__TASKS TO CARRY OUT__:
1. According to the court opinion, why is the configuration of the Lee Street-West Whitehall Street intersection considered somewhat unusual?
2. From the court opinion, return everything from "DENSON v. CITY OF ATLANTA." down to "December 19, 1991.".
═══ TEXT PASSAGE ═══
Denson v. City of Atlanta

Annotate this Case

202 Ga. App. 325 (1991)

414 S.E.2d 312

DENSON v. CITY OF ATLANTA. GOLDEN v. CITY OF ATLANTA. CITY OF ATLANTA v. MARTA et al.

A91A1174, A91A1175, A91A1176.

Court of Appeals of Georgia.

Decided December 4, 1991.

Reconsideration Denied December 19, 1991.

Branch, Pike, Ganz & O'Callaghan, Gregory J. Digel, Keith J. Reisman, Mitchell & Hersh, Bruce E. Mitchell, for Denson.

Eric C. Silver, for Golden.

Michael V. Coleman, Kendric E. Smith, Sarah I. Mills, Lisa E. Steinmetz, for City of Atlanta.

Carter & Ansley, Robert A. Barnaby II, for MARTA.

Judge Arnold Shulman.

These three appeals arise from an automobile collision which occurred at the intersection of Lee and West Whitehall Streets in the City of Atlanta ("the City"). The two drivers involved in the collision, appellants Denson and Golden, obtained a jury verdict against the city awarding them damages based on a nuisance theory; however, the trial court subsequently granted the city's motion for judgment notwithstanding this verdict. Case Nos. A91A1174 and A91A1175 are Denson's and Golden's respective appeals from that ruling, while case No. A91A1176 is a cross appeal by the City from the dismissal of a third-party complaint which it had filed against the Metropolitan Atlanta Rapid Transit Authority ("MARTA").

The intersection where the collision occurred is known as the "Lee Street-West Whitehall Street" intersection. Its configuration is somewhat unusual in that to the south of the intersection Lee Street runs one way northbound, while Whitehall Street runs one way southbound. Upon reaching the intersection, Lee Street apparently shifts direction and runs east and west. The intersection is located near the MARTA West End Rail Station, and a series of piers supporting MARTA's elevated tracks occupy the median between northbound Lee Street and southbound West Whitehall Street. The traffic lights at the intersection are governed by a "conflicts monitor" which automatically switches the signals to a flashing mode whenever a disruption of the normal "stop-and-go" pattern is detected. (The signals may also be switched to the flashing mode manually, if necessary.) Such device is mandated by the Manual on Uniform Traffic Control Devices for Streets & Highways (the "manual"), a body of regulations published by the Federal Highway Administration for the purpose of assuring uniform traffic regulation throughout the country, which has been adopted both by the State of Georgia and by the city.

The city's Bureau of Traffic & Transportation ("the Bureau"), which is charged with responsibility for maintaining such traffic signals, *326 received a report about 9:00 a. m. on November 13, 1986, that the traffic signals at the intersection were flashing red for east-west traffic and yellow for north-south traffic. A repair crew was dispatched; and by 1:00 p. m. the controller mechanism had been replaced, restoring the signal to the normal "stop-and-go" mode. However, at 7:00 the following morning the bureau received a report that the traffic lights at the intersection were again flashing. A repair crew was again dispatched; and the signals were again returned to their normal function, this time through an adjustment to the new controller mechanism.
═══ RECORDED INFORMATION ═══
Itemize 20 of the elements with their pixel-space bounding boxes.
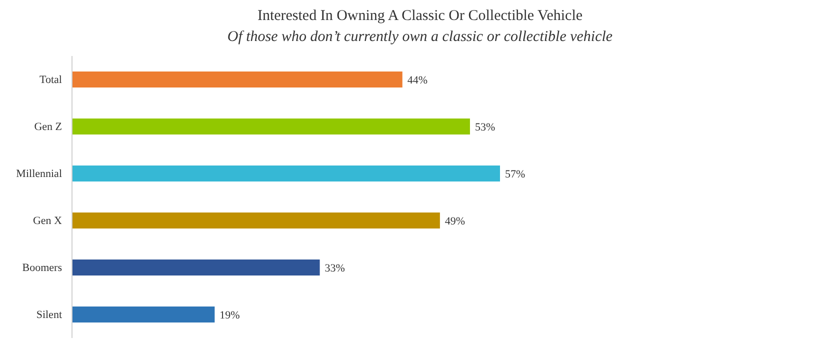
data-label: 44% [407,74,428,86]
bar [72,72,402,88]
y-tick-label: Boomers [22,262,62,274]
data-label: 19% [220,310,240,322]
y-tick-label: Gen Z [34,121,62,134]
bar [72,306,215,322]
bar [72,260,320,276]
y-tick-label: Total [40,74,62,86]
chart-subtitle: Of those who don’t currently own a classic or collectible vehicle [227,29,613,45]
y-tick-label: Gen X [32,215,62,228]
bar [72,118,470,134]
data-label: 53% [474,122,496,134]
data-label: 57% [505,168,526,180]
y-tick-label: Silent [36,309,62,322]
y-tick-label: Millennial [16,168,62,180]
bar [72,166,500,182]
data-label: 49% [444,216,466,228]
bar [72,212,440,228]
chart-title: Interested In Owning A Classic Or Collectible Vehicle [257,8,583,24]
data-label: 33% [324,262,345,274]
═══
__COMPLETE ANSWERS__:
1. South of the intersection, Lee Street runs one way northbound while Whitehall Street runs one way southbound. On reaching the intersection, Lee Street apparently shifts direction and runs east and west.

2.
DENSON v. CITY OF ATLANTA. GOLDEN v. CITY OF ATLANTA. CITY OF ATLANTA v. MARTA et al.

A91A1174, A91A1175, A91A1176.

Court of Appeals of Georgia.

Decided December 4, 1991.

Reconsideration Denied December 19, 1991.